● **TASK**: Find the number of lines below in which the word "Bloomberg" appears, and write that number only.

● **TASK INPUTS**:

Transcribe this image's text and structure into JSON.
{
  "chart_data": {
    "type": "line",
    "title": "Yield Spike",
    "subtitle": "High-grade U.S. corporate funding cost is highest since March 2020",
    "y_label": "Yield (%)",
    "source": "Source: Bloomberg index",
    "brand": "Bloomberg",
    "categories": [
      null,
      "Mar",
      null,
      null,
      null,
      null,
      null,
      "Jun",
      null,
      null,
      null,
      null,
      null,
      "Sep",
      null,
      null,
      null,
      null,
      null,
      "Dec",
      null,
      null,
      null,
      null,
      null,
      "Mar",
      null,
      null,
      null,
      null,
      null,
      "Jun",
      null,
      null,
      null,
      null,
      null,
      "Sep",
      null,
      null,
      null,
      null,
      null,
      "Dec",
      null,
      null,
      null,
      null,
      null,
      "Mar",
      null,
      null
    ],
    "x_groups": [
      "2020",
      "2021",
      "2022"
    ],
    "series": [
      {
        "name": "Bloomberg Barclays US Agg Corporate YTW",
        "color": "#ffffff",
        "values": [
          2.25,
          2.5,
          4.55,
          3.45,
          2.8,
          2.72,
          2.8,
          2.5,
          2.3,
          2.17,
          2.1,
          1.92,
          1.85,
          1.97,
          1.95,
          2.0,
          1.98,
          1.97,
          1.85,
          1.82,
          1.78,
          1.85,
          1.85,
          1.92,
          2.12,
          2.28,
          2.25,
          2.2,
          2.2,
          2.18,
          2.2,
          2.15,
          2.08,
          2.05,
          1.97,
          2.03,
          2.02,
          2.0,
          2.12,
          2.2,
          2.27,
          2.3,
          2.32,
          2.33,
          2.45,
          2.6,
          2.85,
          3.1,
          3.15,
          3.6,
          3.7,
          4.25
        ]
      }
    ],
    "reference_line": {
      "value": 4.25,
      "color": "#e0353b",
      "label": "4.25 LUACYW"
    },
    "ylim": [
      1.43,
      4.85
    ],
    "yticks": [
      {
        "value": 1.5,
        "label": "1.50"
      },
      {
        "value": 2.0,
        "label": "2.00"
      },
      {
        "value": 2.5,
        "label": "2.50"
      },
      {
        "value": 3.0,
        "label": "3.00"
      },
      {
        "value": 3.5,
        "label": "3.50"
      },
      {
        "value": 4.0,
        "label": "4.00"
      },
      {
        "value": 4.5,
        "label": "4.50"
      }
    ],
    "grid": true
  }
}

● **EXPECTED OUTPUT**: 3